WHAT YOU ARE ASKED TO DO: Exactly as written, print each record in the listing.

DATASET ENTRIES:
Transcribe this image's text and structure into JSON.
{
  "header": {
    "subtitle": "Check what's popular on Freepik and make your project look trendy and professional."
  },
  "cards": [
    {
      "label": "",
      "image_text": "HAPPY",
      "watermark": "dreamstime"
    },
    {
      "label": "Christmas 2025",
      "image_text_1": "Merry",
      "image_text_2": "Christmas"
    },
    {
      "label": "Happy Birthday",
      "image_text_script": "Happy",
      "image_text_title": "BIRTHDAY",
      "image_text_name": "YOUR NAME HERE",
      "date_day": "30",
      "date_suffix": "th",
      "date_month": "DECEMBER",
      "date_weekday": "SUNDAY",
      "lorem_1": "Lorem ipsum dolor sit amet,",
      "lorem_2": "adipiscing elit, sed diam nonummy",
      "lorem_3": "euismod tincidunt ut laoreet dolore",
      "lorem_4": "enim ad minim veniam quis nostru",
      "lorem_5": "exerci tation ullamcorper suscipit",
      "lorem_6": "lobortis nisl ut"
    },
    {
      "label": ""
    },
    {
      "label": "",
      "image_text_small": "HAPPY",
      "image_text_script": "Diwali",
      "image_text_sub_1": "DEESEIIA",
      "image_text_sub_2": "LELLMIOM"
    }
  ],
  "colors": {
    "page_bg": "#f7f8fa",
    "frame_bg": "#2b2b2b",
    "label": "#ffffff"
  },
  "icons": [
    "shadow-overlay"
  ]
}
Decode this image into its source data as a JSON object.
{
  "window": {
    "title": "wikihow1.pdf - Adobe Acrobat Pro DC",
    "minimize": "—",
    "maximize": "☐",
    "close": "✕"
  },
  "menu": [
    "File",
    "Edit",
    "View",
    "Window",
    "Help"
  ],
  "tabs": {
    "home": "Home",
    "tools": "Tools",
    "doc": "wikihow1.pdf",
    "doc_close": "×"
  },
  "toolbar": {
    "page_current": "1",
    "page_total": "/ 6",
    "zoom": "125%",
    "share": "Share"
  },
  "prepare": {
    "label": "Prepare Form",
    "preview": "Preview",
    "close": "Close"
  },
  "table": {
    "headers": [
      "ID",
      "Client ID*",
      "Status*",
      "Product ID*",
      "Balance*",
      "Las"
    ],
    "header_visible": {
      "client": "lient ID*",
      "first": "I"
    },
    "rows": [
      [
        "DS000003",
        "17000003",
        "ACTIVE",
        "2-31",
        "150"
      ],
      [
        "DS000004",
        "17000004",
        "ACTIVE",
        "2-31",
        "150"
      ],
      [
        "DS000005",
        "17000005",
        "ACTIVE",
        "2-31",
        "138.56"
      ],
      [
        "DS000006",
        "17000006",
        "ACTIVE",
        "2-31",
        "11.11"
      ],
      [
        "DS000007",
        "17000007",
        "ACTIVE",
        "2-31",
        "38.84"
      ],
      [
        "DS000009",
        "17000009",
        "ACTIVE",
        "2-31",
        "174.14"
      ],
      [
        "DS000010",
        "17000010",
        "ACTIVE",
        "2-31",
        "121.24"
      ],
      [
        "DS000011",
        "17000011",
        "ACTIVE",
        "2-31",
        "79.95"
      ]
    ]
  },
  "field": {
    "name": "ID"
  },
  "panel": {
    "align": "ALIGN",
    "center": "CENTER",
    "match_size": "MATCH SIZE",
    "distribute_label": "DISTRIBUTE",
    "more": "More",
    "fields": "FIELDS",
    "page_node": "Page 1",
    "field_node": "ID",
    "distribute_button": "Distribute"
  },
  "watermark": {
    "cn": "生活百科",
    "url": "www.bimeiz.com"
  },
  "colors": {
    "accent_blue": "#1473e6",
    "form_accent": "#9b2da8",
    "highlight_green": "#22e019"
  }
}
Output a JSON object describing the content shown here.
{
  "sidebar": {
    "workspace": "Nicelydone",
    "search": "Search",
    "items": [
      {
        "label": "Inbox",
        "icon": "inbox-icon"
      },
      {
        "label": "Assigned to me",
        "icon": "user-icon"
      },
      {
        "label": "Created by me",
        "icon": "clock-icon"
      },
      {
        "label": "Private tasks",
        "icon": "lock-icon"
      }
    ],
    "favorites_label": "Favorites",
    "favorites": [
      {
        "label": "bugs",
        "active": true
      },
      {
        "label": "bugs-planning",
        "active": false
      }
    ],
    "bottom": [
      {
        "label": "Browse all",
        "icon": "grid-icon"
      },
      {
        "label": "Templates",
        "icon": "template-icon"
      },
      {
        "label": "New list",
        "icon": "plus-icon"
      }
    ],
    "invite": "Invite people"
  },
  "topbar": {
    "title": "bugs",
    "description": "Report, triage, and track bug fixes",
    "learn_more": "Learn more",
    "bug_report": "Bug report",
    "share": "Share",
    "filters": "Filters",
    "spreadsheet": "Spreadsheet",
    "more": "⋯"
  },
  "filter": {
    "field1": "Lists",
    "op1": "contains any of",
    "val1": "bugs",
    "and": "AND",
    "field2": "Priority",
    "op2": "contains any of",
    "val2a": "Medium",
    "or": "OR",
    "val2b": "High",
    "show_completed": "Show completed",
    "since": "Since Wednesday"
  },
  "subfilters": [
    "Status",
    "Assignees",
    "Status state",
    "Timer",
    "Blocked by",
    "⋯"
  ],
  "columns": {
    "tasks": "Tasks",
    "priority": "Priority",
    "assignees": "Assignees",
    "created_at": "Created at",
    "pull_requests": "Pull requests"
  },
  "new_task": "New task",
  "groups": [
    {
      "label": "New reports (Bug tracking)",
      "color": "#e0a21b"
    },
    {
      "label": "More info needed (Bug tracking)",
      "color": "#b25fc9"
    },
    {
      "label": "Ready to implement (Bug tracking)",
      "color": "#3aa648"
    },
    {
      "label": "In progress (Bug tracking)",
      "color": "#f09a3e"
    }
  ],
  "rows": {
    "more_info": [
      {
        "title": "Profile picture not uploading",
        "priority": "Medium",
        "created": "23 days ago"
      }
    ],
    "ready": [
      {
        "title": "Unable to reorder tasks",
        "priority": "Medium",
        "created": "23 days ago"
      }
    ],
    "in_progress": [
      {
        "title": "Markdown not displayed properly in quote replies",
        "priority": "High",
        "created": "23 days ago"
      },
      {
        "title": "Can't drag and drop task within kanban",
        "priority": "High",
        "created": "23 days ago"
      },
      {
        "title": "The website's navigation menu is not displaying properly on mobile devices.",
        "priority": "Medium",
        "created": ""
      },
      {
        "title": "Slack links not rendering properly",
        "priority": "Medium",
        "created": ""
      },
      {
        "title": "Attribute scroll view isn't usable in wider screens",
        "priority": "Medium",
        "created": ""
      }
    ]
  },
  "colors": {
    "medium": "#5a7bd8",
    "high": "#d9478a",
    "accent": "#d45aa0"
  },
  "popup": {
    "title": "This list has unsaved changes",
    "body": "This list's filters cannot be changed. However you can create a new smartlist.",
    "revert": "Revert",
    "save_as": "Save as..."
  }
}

FULL OUTPUT:
Transcribe this image's text and structure into JSON.
{
  "header": {
    "subtitle": "Check what's popular on Freepik and make your project look trendy and professional."
  },
  "cards": [
    {
      "label": "",
      "image_text": "HAPPY",
      "watermark": "dreamstime"
    },
    {
      "label": "Christmas 2025",
      "image_text_1": "Merry",
      "image_text_2": "Christmas"
    },
    {
      "label": "Happy Birthday",
      "image_text_script": "Happy",
      "image_text_title": "BIRTHDAY",
      "image_text_name": "YOUR NAME HERE",
      "date_day": "30",
      "date_suffix": "th",
      "date_month": "DECEMBER",
      "date_weekday": "SUNDAY",
      "lorem_1": "Lorem ipsum dolor sit amet,",
      "lorem_2": "adipiscing elit, sed diam nonummy",
      "lorem_3": "euismod tincidunt ut laoreet dolore",
      "lorem_4": "enim ad minim veniam quis nostru",
      "lorem_5": "exerci tation ullamcorper suscipit",
      "lorem_6": "lobortis nisl ut"
    },
    {
      "label": ""
    },
    {
      "label": "",
      "image_text_small": "HAPPY",
      "image_text_script": "Diwali",
      "image_text_sub_1": "DEESEIIA",
      "image_text_sub_2": "LELLMIOM"
    }
  ],
  "colors": {
    "page_bg": "#f7f8fa",
    "frame_bg": "#2b2b2b",
    "label": "#ffffff"
  },
  "icons": [
    "shadow-overlay"
  ]
}
Decode this image into its source data as a JSON object.
{
  "window": {
    "title": "wikihow1.pdf - Adobe Acrobat Pro DC",
    "minimize": "—",
    "maximize": "☐",
    "close": "✕"
  },
  "menu": [
    "File",
    "Edit",
    "View",
    "Window",
    "Help"
  ],
  "tabs": {
    "home": "Home",
    "tools": "Tools",
    "doc": "wikihow1.pdf",
    "doc_close": "×"
  },
  "toolbar": {
    "page_current": "1",
    "page_total": "/ 6",
    "zoom": "125%",
    "share": "Share"
  },
  "prepare": {
    "label": "Prepare Form",
    "preview": "Preview",
    "close": "Close"
  },
  "table": {
    "headers": [
      "ID",
      "Client ID*",
      "Status*",
      "Product ID*",
      "Balance*",
      "Las"
    ],
    "header_visible": {
      "client": "lient ID*",
      "first": "I"
    },
    "rows": [
      [
        "DS000003",
        "17000003",
        "ACTIVE",
        "2-31",
        "150"
      ],
      [
        "DS000004",
        "17000004",
        "ACTIVE",
        "2-31",
        "150"
      ],
      [
        "DS000005",
        "17000005",
        "ACTIVE",
        "2-31",
        "138.56"
      ],
      [
        "DS000006",
        "17000006",
        "ACTIVE",
        "2-31",
        "11.11"
      ],
      [
        "DS000007",
        "17000007",
        "ACTIVE",
        "2-31",
        "38.84"
      ],
      [
        "DS000009",
        "17000009",
        "ACTIVE",
        "2-31",
        "174.14"
      ],
      [
        "DS000010",
        "17000010",
        "ACTIVE",
        "2-31",
        "121.24"
      ],
      [
        "DS000011",
        "17000011",
        "ACTIVE",
        "2-31",
        "79.95"
      ]
    ]
  },
  "field": {
    "name": "ID"
  },
  "panel": {
    "align": "ALIGN",
    "center": "CENTER",
    "match_size": "MATCH SIZE",
    "distribute_label": "DISTRIBUTE",
    "more": "More",
    "fields": "FIELDS",
    "page_node": "Page 1",
    "field_node": "ID",
    "distribute_button": "Distribute"
  },
  "watermark": {
    "cn": "生活百科",
    "url": "www.bimeiz.com"
  },
  "colors": {
    "accent_blue": "#1473e6",
    "form_accent": "#9b2da8",
    "highlight_green": "#22e019"
  }
}
Output a JSON object describing the content shown here.
{
  "sidebar": {
    "workspace": "Nicelydone",
    "search": "Search",
    "items": [
      {
        "label": "Inbox",
        "icon": "inbox-icon"
      },
      {
        "label": "Assigned to me",
        "icon": "user-icon"
      },
      {
        "label": "Created by me",
        "icon": "clock-icon"
      },
      {
        "label": "Private tasks",
        "icon": "lock-icon"
      }
    ],
    "favorites_label": "Favorites",
    "favorites": [
      {
        "label": "bugs",
        "active": true
      },
      {
        "label": "bugs-planning",
        "active": false
      }
    ],
    "bottom": [
      {
        "label": "Browse all",
        "icon": "grid-icon"
      },
      {
        "label": "Templates",
        "icon": "template-icon"
      },
      {
        "label": "New list",
        "icon": "plus-icon"
      }
    ],
    "invite": "Invite people"
  },
  "topbar": {
    "title": "bugs",
    "description": "Report, triage, and track bug fixes",
    "learn_more": "Learn more",
    "bug_report": "Bug report",
    "share": "Share",
    "filters": "Filters",
    "spreadsheet": "Spreadsheet",
    "more": "⋯"
  },
  "filter": {
    "field1": "Lists",
    "op1": "contains any of",
    "val1": "bugs",
    "and": "AND",
    "field2": "Priority",
    "op2": "contains any of",
    "val2a": "Medium",
    "or": "OR",
    "val2b": "High",
    "show_completed": "Show completed",
    "since": "Since Wednesday"
  },
  "subfilters": [
    "Status",
    "Assignees",
    "Status state",
    "Timer",
    "Blocked by",
    "⋯"
  ],
  "columns": {
    "tasks": "Tasks",
    "priority": "Priority",
    "assignees": "Assignees",
    "created_at": "Created at",
    "pull_requests": "Pull requests"
  },
  "new_task": "New task",
  "groups": [
    {
      "label": "New reports (Bug tracking)",
      "color": "#e0a21b"
    },
    {
      "label": "More info needed (Bug tracking)",
      "color": "#b25fc9"
    },
    {
      "label": "Ready to implement (Bug tracking)",
      "color": "#3aa648"
    },
    {
      "label": "In progress (Bug tracking)",
      "color": "#f09a3e"
    }
  ],
  "rows": {
    "more_info": [
      {
        "title": "Profile picture not uploading",
        "priority": "Medium",
        "created": "23 days ago"
      }
    ],
    "ready": [
      {
        "title": "Unable to reorder tasks",
        "priority": "Medium",
        "created": "23 days ago"
      }
    ],
    "in_progress": [
      {
        "title": "Markdown not displayed properly in quote replies",
        "priority": "High",
        "created": "23 days ago"
      },
      {
        "title": "Can't drag and drop task within kanban",
        "priority": "High",
        "created": "23 days ago"
      },
      {
        "title": "The website's navigation menu is not displaying properly on mobile devices.",
        "priority": "Medium",
        "created": ""
      },
      {
        "title": "Slack links not rendering properly",
        "priority": "Medium",
        "created": ""
      },
      {
        "title": "Attribute scroll view isn't usable in wider screens",
        "priority": "Medium",
        "created": ""
      }
    ]
  },
  "colors": {
    "medium": "#5a7bd8",
    "high": "#d9478a",
    "accent": "#d45aa0"
  },
  "popup": {
    "title": "This list has unsaved changes",
    "body": "This list's filters cannot be changed. However you can create a new smartlist.",
    "revert": "Revert",
    "save_as": "Save as..."
  }
}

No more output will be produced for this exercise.